WHAT YOU WILL DO
Look through the listing for the word "datasets". Copy each line that has it.

[Figure content listings]
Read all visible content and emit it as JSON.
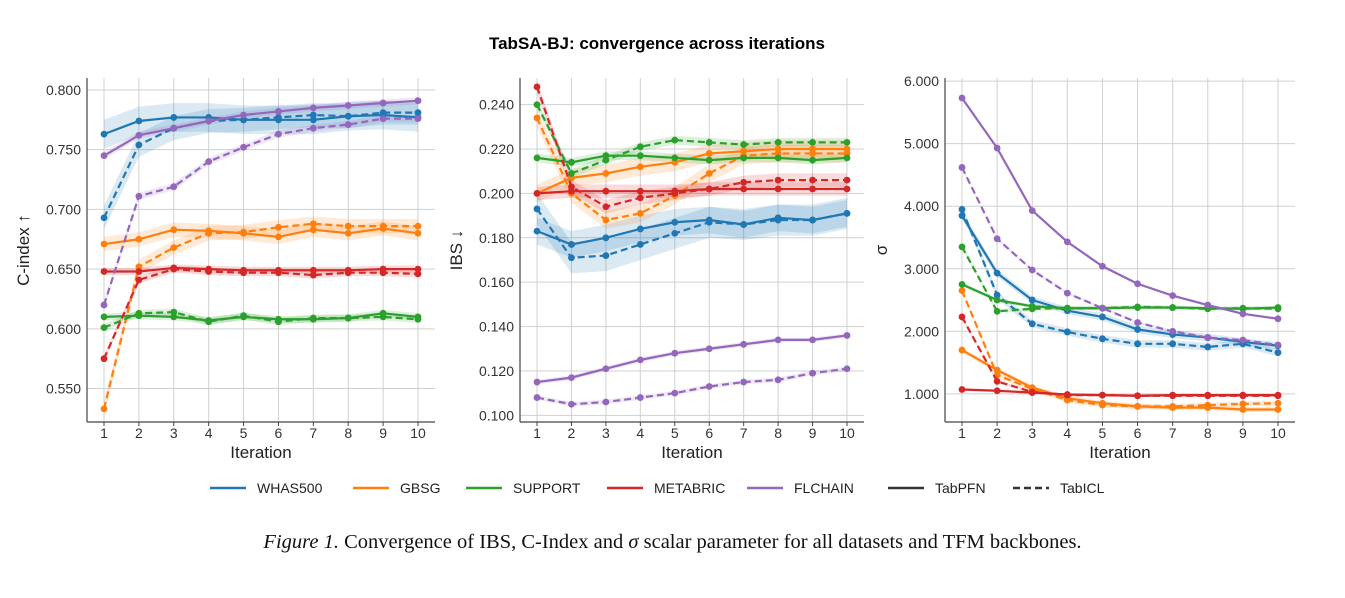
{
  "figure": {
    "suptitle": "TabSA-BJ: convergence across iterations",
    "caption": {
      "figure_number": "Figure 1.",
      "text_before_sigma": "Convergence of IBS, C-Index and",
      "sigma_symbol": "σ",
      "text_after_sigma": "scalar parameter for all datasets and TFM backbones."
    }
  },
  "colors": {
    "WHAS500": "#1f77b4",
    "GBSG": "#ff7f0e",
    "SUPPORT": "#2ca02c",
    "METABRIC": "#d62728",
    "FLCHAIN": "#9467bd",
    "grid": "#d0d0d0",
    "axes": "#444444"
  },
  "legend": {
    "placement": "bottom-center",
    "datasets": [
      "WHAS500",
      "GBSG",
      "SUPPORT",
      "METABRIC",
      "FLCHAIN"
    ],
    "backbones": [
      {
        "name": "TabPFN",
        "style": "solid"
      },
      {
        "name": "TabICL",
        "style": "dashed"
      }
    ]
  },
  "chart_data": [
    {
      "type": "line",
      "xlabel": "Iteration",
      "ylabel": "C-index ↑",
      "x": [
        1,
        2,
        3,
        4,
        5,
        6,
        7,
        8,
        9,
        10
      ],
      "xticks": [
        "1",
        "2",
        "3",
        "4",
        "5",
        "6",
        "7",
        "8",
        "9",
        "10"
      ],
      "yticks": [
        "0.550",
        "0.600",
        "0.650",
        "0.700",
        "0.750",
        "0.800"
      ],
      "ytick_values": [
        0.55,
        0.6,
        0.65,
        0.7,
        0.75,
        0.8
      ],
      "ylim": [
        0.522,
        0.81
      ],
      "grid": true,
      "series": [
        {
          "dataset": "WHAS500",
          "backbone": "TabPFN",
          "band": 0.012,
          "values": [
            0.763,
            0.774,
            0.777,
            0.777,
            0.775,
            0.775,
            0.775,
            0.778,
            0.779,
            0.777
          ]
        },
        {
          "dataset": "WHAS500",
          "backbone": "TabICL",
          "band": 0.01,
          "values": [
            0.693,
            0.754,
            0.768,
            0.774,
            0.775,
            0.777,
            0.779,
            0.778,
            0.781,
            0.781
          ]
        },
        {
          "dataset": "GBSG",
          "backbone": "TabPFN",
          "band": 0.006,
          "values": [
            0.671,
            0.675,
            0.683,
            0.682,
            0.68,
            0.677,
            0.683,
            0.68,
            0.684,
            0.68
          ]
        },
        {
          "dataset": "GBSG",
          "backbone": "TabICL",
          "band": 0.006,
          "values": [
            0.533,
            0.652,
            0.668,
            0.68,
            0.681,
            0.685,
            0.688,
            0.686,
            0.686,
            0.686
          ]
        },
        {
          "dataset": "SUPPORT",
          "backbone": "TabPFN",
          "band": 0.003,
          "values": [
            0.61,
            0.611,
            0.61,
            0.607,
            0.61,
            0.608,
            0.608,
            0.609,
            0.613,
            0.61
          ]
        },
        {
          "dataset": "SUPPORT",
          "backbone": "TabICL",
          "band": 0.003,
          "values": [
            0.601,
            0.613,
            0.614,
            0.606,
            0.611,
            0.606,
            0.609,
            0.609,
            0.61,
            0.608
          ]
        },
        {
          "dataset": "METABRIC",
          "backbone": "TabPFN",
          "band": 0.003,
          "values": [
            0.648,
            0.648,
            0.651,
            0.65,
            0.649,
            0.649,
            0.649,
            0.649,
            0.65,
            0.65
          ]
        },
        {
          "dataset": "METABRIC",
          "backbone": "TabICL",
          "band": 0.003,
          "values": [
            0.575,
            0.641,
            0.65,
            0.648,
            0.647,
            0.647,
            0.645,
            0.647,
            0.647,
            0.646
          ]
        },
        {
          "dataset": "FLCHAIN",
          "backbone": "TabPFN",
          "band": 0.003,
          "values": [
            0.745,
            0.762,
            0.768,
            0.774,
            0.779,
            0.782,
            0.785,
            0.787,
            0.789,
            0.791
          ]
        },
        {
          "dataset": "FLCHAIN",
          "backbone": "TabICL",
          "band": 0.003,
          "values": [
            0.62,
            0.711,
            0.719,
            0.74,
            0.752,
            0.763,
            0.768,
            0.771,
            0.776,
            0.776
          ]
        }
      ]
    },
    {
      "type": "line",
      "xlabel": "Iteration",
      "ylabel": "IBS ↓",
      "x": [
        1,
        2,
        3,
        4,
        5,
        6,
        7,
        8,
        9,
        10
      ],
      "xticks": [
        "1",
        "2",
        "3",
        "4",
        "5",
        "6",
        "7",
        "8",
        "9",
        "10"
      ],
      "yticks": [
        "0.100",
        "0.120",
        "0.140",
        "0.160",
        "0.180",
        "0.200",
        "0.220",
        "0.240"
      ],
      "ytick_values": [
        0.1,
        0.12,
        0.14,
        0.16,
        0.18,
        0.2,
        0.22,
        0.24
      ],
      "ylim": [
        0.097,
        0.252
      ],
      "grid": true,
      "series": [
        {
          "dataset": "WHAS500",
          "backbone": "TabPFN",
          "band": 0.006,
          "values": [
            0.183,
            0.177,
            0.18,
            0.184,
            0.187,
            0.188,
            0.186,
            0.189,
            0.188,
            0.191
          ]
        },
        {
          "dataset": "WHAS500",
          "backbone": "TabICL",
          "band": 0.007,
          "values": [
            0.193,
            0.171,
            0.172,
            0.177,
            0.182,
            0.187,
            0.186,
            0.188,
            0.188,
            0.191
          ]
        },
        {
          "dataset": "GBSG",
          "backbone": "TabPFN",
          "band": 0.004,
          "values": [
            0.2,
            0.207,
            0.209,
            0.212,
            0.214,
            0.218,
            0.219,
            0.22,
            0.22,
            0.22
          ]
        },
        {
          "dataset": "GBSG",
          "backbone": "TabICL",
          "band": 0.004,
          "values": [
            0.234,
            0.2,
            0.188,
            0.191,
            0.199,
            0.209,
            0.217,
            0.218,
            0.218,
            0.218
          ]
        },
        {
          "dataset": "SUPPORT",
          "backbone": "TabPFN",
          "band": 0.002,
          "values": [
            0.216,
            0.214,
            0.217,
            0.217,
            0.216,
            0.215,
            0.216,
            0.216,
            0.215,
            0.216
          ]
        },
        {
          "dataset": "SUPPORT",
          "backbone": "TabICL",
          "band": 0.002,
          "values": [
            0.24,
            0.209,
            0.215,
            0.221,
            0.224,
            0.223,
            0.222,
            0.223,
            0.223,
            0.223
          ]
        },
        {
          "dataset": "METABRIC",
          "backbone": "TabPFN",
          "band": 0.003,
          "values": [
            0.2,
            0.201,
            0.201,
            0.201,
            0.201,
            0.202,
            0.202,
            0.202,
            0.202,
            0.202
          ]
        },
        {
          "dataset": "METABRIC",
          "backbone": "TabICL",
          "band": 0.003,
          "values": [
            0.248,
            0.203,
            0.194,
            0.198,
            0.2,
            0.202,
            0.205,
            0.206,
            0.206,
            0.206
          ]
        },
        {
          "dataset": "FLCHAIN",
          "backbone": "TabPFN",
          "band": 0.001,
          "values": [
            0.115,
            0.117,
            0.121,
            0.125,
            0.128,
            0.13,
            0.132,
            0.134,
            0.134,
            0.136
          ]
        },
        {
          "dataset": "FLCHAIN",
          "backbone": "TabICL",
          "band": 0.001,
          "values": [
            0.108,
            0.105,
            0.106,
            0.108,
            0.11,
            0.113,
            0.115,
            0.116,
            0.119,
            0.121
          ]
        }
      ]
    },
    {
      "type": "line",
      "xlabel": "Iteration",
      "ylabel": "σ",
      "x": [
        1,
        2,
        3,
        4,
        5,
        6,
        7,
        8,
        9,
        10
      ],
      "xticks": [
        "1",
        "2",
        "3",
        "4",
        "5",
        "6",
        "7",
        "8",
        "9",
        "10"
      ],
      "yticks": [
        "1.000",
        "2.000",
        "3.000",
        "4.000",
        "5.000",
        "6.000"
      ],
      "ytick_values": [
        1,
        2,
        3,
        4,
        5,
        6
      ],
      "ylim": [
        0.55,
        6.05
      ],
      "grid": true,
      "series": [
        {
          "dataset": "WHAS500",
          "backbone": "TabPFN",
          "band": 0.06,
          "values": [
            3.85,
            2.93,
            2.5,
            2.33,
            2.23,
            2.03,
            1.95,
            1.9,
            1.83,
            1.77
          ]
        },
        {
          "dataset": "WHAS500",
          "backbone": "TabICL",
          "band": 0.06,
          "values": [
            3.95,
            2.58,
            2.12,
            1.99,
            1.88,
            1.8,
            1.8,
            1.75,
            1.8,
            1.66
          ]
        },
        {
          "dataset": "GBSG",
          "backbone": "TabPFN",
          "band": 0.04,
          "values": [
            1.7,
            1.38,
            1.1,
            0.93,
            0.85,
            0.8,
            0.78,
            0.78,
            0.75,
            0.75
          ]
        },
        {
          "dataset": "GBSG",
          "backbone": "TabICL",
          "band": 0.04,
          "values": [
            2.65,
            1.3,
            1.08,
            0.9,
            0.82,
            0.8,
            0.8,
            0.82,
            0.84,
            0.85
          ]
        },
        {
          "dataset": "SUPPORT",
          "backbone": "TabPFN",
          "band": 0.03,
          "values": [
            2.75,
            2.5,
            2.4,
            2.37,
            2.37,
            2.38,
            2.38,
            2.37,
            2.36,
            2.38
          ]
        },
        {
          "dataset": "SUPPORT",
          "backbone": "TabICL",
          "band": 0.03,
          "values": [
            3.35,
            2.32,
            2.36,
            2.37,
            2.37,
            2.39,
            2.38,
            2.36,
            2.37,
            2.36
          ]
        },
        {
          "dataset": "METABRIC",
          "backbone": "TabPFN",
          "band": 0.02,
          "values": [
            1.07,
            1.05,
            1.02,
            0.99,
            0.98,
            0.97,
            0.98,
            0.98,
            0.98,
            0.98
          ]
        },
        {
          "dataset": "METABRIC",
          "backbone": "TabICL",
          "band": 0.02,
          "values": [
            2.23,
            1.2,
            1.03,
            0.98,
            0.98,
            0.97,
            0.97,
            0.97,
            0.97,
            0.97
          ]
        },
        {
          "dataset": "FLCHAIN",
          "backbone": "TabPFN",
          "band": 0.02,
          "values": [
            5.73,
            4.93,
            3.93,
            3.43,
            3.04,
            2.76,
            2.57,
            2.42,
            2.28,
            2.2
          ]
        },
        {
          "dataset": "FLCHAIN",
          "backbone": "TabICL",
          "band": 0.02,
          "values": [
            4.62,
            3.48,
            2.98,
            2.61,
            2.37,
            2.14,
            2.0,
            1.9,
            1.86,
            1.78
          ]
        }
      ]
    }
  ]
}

WRITTEN ANSWER
      "text_after_sigma": "scalar parameter for all datasets and TFM backbones."
    "datasets": [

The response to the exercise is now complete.